Locate the word "dass" in the material, then show every line that holds it.
* BEGIN MATERIAL PROVIDED *
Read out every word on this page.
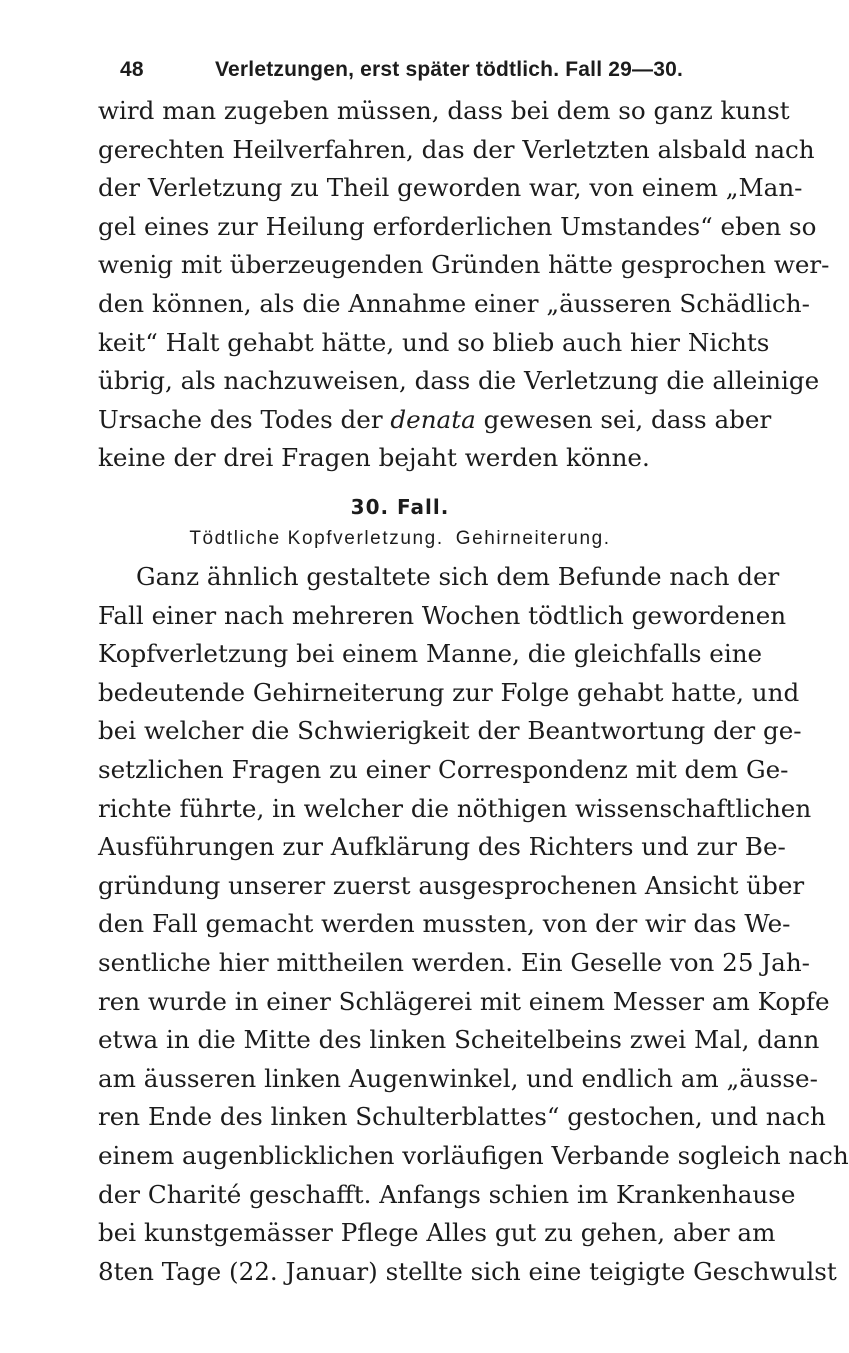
48	Verletzungen, erst später tödtlich. Fall 29—30.
wird man zugeben müssen, dass bei dem so ganz kunst
gerechten Heilverfahren, das der Verletzten alsbald nach
der Verletzung zu Theil geworden war, von einem „Man-
gel eines zur Heilung erforderlichen Umstandes“ eben so
wenig mit überzeugenden Gründen hätte gesprochen wer-
den können, als die Annahme einer „äusseren Schädlich-
keit“ Halt gehabt hätte, und so blieb auch hier Nichts
übrig, als nachzuweisen, dass die Verletzung die alleinige
Ursache des Todes der denata gewesen sei, dass aber
keine der drei Fragen bejaht werden könne.
30. Fall.
Tödtliche Kopfverletzung. Gehirneiterung.
Ganz ähnlich gestaltete sich dem Befunde nach der
Fall einer nach mehreren Wochen tödtlich gewordenen
Kopfverletzung bei einem Manne, die gleichfalls eine
bedeutende Gehirneiterung zur Folge gehabt hatte, und
bei welcher die Schwierigkeit der Beantwortung der ge-
setzlichen Fragen zu einer Correspondenz mit dem Ge-
richte führte, in welcher die nöthigen wissenschaftlichen
Ausführungen zur Aufklärung des Richters und zur Be-
gründung unserer zuerst ausgesprochenen Ansicht über
den Fall gemacht werden mussten, von der wir das We-
sentliche hier mittheilen werden. Ein Geselle von 25 Jah-
ren wurde in einer Schlägerei mit einem Messer am Kopfe
etwa in die Mitte des linken Scheitelbeins zwei Mal, dann
am äusseren linken Augenwinkel, und endlich am „äusse-
ren Ende des linken Schulterblattes“ gestochen, und nach
einem augenblicklichen vorläufigen Verbande sogleich nach
der Charité geschafft. Anfangs schien im Krankenhause
bei kunstgemässer Pflege Alles gut zu gehen, aber am
8ten Tage (22. Januar) stellte sich eine teigigte Geschwulst
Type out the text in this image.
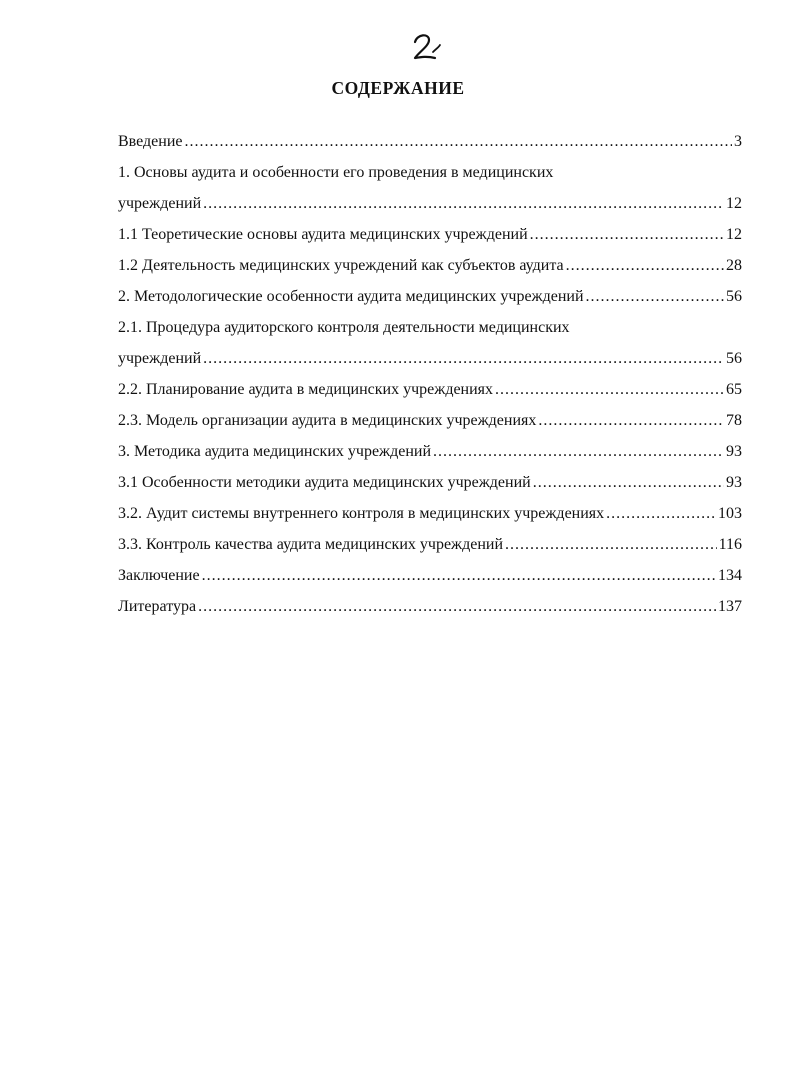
СОДЕРЖАНИЕ
Введение .....	3
1. Основы аудита и особенности его проведения в медицинских
учреждений .....	12
1.1 Теоретические основы аудита медицинских учреждений .....	12
1.2 Деятельность медицинских учреждений как субъектов аудита .....	28
2. Методологические особенности аудита медицинских учреждений .....	56
2.1. Процедура аудиторского контроля деятельности медицинских
учреждений .....	56
2.2. Планирование аудита в медицинских учреждениях .....	65
2.3. Модель организации аудита в медицинских учреждениях .....	78
3. Методика аудита медицинских учреждений .....	93
3.1 Особенности методики аудита медицинских учреждений .....	93
3.2. Аудит системы внутреннего контроля в медицинских учреждениях .....	103
3.3. Контроль качества аудита медицинских учреждений .....	116
Заключение .....	134
Литература .....	137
* END MATERIAL PROVIDED *
→ FULL RESPONSE
wird man zugeben müssen, dass bei dem so ganz kunst
übrig, als nachzuweisen, dass die Verletzung die alleinige
Ursache des Todes der denata gewesen sei, dass aber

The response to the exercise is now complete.